◆ **WHAT TO PRODUCE**
Look through the lines below and extract each one that contains "harm".

──────── RECORDS TO PROCESS

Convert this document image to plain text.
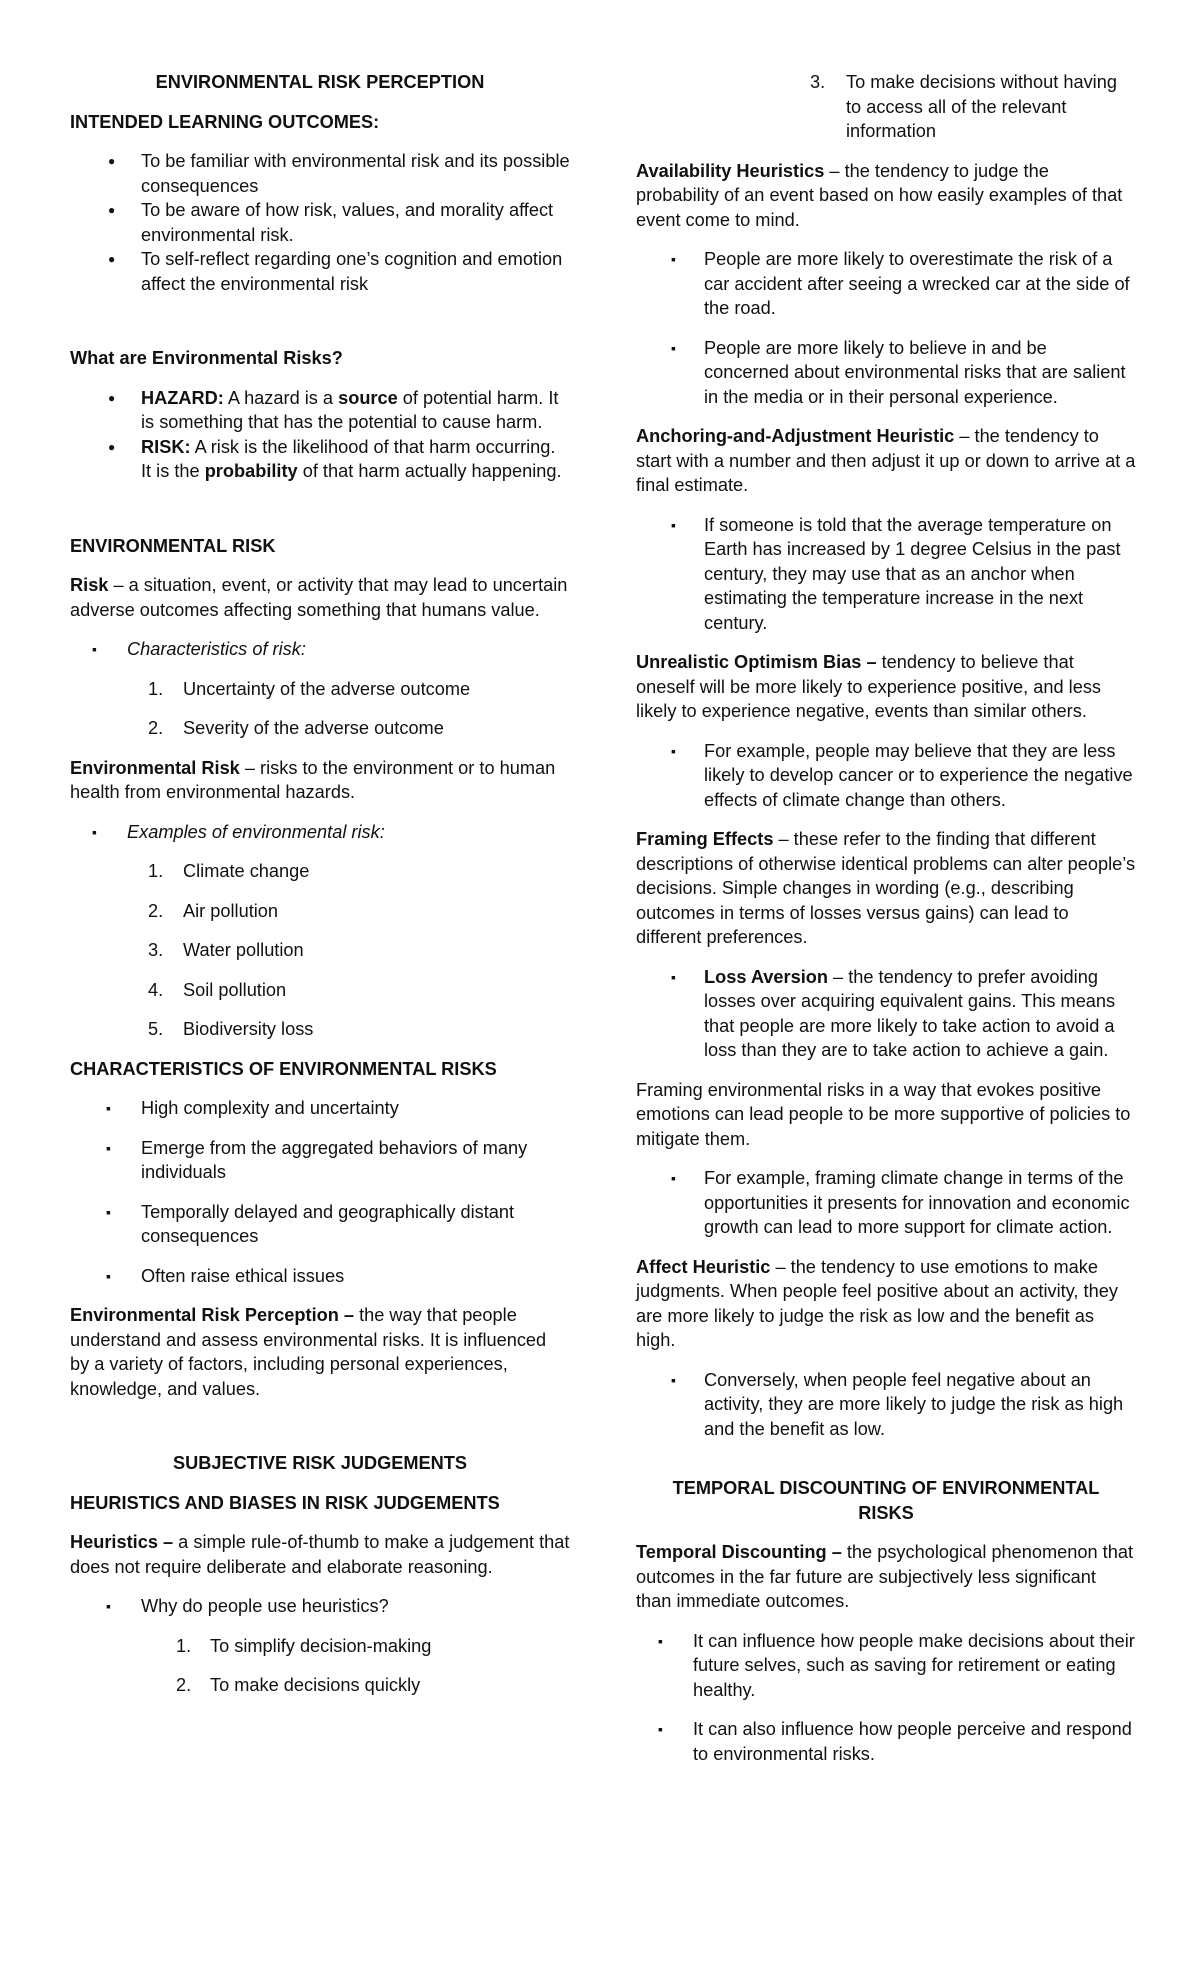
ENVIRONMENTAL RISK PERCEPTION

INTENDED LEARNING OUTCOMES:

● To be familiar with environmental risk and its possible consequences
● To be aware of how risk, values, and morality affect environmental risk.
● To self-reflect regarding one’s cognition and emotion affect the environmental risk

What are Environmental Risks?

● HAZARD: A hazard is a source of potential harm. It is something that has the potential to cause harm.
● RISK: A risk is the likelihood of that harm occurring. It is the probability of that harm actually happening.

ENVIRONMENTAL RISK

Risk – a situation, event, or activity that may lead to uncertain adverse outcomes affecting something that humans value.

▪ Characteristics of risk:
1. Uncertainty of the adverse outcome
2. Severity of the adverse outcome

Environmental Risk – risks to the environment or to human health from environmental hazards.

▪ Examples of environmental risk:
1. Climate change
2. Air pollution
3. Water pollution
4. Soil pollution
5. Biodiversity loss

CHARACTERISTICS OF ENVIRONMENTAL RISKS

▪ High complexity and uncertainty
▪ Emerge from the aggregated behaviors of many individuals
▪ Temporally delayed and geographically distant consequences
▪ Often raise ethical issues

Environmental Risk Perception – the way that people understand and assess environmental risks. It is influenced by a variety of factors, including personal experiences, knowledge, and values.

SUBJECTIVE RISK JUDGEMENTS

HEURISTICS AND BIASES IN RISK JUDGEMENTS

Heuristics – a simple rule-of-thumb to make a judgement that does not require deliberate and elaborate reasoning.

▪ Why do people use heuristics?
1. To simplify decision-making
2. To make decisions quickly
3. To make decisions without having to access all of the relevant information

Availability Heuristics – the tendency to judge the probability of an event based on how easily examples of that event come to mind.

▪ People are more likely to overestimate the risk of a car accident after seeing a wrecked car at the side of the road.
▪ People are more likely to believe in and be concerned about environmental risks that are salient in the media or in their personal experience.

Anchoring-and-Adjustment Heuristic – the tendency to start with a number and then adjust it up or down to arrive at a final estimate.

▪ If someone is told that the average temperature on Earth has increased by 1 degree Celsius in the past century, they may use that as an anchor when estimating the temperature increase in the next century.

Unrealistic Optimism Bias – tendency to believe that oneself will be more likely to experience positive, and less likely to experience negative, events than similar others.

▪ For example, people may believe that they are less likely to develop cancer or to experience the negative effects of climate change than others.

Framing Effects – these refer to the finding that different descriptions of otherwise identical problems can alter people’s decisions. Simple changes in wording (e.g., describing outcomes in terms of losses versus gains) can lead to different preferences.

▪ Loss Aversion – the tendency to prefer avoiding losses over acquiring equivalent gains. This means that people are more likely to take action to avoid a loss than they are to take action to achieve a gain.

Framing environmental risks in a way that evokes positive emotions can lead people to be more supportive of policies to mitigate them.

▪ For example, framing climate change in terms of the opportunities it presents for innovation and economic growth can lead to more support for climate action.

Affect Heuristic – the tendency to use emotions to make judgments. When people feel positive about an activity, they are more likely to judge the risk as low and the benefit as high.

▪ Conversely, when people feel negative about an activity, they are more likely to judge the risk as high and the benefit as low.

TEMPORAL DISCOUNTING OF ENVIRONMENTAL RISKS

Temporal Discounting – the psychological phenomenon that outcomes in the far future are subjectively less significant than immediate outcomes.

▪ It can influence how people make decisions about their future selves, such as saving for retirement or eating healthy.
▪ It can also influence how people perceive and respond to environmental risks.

────────────────
──────── RECORDS TO PROCESS

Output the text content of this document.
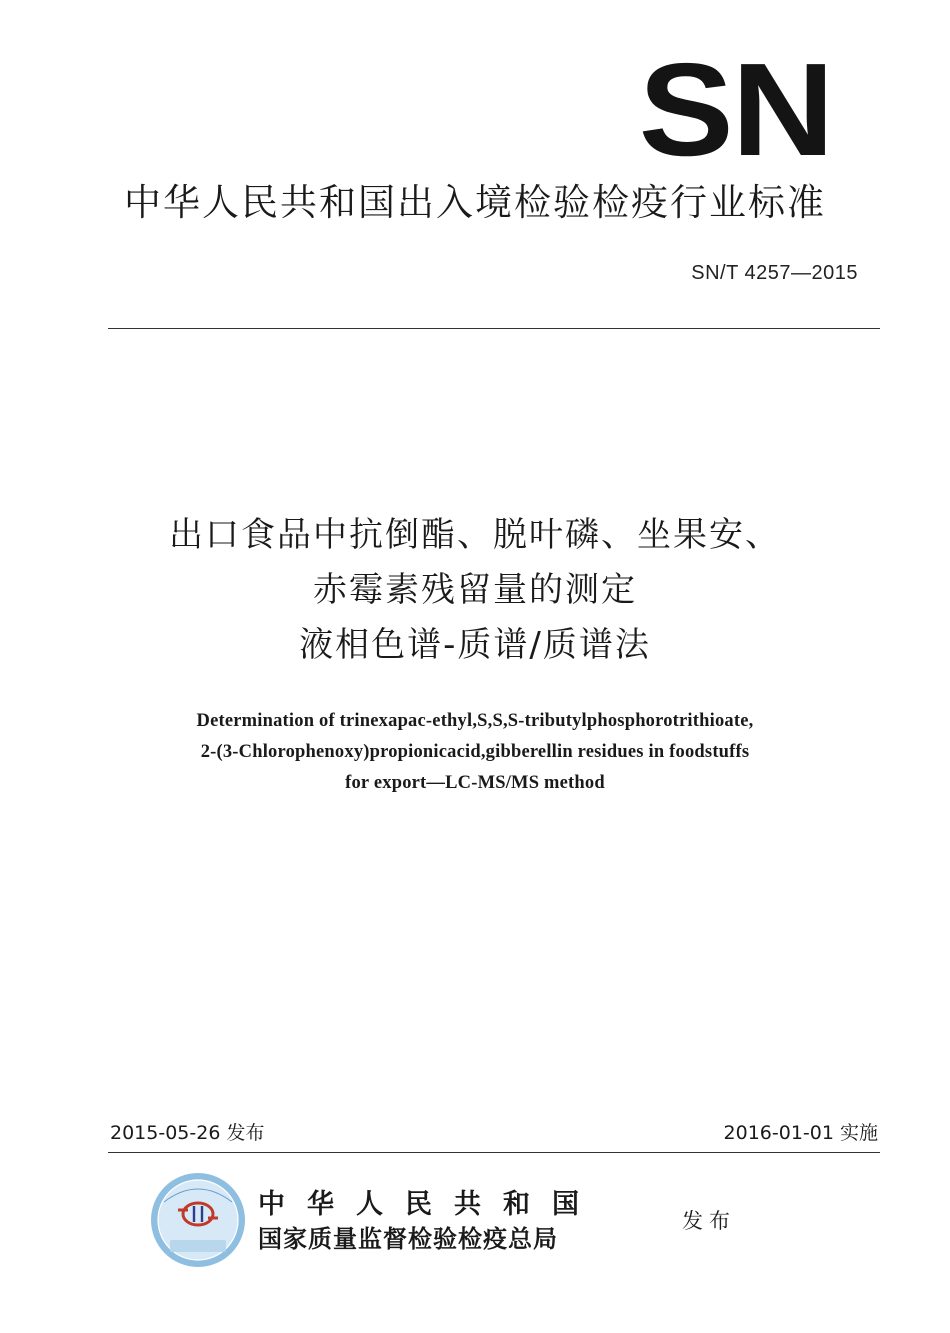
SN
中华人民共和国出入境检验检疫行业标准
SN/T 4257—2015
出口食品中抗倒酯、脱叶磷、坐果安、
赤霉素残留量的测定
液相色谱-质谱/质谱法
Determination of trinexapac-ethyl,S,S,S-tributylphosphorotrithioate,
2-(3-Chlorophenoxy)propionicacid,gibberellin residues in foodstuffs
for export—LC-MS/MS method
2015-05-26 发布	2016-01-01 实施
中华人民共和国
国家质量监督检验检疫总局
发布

────────────────

◆ **FINISHED TASK**
● HAZARD: A hazard is a source of potential harm. It is something that has the potential to cause harm.
● RISK: A risk is the likelihood of that harm occurring. It is the probability of that harm actually happening.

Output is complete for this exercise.